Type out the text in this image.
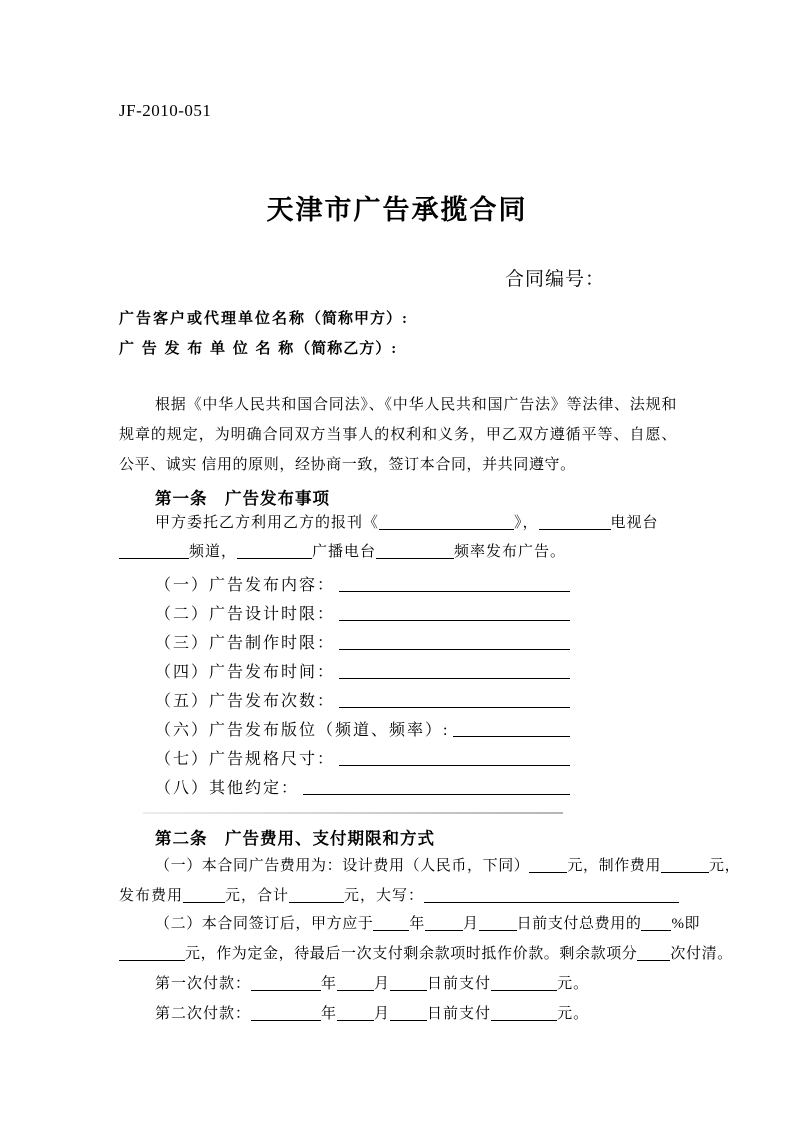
JF-2010-051
天津市广告承揽合同
合同编号：
广告客户或代理单位名称（简称甲方）:
广 告 发 布 单 位 名 称（简称乙方）:
根据《中华人民共和国合同法》、《中华人民共和国广告法》等法律、法规和规章的规定，为明确合同双方当事人的权利和义务，甲乙双方遵循平等、自愿、公平、诚实 信用的原则，经协商一致，签订本合同，并共同遵守。
第一条　广告发布事项
甲方委托乙方利用乙方的报刊《	》，	电视台
频道，	广播电台	频率发布广告。
（一）广告发布内容：
（二）广告设计时限：
（三）广告制作时限：
（四）广告发布时间：
（五）广告发布次数：
（六）广告发布版位（频道、频率）:
（七）广告规格尺寸：
（八）其他约定：
第二条　广告费用、支付期限和方式
（一）本合同广告费用为：设计费用（人民币，下同）	元，制作费用	元，
发布费用	元，合计	元，大写：
（二）本合同签订后，甲方应于 年	月	日前支付总费用的 %即
元，作为定金，待最后一次支付剩余款项时抵作价款。剩余款项分 次付清。
第一次付款：	年 月 日前支付	元。
第二次付款：	年 月 日前支付	元。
★ ★ ★ ★
Short problem> Repeat the preceding records precisely, and leave every picture out of the copy.

Solution>
Type out the text in this image.
JF-2010-051
天津市广告承揽合同
合同编号：
广告客户或代理单位名称（简称甲方）:
广 告 发 布 单 位 名 称（简称乙方）:
根据《中华人民共和国合同法》、《中华人民共和国广告法》等法律、法规和规章的规定，为明确合同双方当事人的权利和义务，甲乙双方遵循平等、自愿、公平、诚实 信用的原则，经协商一致，签订本合同，并共同遵守。
第一条　广告发布事项
甲方委托乙方利用乙方的报刊《	》，	电视台
频道，	广播电台	频率发布广告。
（一）广告发布内容：
（二）广告设计时限：
（三）广告制作时限：
（四）广告发布时间：
（五）广告发布次数：
（六）广告发布版位（频道、频率）:
（七）广告规格尺寸：
（八）其他约定：
第二条　广告费用、支付期限和方式
（一）本合同广告费用为：设计费用（人民币，下同）	元，制作费用	元，
发布费用	元，合计	元，大写：
（二）本合同签订后，甲方应于 年	月	日前支付总费用的 %即
元，作为定金，待最后一次支付剩余款项时抵作价款。剩余款项分 次付清。
第一次付款：	年 月 日前支付	元。
第二次付款：	年 月 日前支付	元。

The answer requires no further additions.